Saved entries
--------------------------------

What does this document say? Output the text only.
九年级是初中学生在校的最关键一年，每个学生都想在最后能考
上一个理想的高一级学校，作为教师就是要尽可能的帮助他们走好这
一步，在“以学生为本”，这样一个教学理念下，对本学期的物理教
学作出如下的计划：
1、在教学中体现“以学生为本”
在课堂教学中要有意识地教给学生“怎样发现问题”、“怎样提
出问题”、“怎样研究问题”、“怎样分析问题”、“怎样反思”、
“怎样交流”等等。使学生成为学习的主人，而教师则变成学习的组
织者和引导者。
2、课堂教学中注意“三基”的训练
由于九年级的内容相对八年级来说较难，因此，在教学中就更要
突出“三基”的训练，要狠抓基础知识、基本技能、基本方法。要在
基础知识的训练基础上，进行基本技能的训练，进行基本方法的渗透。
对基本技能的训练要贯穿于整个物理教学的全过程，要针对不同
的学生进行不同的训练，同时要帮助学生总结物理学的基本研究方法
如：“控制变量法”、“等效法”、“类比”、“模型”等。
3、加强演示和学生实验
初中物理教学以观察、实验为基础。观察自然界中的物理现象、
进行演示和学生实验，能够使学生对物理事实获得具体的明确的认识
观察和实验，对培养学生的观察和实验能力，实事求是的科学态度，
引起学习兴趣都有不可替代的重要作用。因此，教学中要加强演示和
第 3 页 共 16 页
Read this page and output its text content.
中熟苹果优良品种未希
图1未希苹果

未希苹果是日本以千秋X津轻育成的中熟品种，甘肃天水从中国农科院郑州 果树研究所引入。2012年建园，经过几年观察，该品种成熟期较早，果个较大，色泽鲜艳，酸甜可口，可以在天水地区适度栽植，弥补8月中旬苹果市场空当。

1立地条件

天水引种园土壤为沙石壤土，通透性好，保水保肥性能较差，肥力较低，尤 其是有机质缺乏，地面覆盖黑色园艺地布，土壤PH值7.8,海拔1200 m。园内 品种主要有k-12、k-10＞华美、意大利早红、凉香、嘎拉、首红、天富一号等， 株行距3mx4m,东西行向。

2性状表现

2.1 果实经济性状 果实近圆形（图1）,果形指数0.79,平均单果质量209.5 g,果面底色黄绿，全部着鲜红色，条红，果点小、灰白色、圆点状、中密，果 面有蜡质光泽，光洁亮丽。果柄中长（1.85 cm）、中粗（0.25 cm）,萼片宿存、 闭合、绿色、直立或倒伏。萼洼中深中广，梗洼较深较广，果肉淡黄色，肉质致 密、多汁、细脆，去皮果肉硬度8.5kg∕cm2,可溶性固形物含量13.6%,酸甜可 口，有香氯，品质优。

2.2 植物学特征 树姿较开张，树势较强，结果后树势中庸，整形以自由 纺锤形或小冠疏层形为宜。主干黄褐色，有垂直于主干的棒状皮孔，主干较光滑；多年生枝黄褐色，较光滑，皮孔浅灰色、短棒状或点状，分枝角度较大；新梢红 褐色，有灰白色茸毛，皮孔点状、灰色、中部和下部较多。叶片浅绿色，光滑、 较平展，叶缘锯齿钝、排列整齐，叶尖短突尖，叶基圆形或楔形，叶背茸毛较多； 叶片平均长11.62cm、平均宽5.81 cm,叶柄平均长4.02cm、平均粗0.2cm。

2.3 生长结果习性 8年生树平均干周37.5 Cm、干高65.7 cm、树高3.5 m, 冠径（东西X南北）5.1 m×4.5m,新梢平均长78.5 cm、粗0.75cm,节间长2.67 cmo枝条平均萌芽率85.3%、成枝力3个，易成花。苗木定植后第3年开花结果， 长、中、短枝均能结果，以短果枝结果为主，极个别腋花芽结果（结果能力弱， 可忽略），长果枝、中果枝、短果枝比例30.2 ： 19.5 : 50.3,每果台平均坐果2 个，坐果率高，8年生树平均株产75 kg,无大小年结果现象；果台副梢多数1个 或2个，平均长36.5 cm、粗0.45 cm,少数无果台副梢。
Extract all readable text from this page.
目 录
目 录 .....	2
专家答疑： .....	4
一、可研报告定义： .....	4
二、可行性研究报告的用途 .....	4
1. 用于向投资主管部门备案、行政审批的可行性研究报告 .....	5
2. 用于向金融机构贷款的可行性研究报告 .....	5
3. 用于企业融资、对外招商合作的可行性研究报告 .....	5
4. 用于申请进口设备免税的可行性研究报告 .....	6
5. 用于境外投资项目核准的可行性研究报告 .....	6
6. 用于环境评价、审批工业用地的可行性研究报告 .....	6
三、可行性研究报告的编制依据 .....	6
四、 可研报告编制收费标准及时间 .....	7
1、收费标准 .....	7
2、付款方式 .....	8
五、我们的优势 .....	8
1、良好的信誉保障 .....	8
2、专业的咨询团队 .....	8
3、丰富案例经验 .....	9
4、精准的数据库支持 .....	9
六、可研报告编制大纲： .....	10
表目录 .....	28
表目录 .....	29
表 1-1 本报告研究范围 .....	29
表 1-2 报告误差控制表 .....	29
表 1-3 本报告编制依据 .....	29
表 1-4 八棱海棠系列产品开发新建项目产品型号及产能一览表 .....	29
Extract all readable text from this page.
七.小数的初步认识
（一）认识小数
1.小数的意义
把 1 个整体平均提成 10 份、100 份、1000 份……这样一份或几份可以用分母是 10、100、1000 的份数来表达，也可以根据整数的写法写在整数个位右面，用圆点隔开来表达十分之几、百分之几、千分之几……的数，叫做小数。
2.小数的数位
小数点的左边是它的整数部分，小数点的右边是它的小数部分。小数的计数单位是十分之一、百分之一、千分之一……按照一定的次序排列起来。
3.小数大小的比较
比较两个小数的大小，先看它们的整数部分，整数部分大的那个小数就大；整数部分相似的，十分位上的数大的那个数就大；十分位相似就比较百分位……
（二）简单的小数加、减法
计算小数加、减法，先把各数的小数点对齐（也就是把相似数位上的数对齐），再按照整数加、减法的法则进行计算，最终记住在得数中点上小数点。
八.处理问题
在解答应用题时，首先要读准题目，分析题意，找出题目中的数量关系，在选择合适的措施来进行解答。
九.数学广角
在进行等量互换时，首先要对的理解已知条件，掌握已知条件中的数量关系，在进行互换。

--------------------------------

# What is being asked:
Lines that include the word "this" are to be extracted from the data above.

# Response:
What does this document say? Output the text only.
Read this page and output its text content.
Extract all readable text from this page.
Extract all readable text from this page.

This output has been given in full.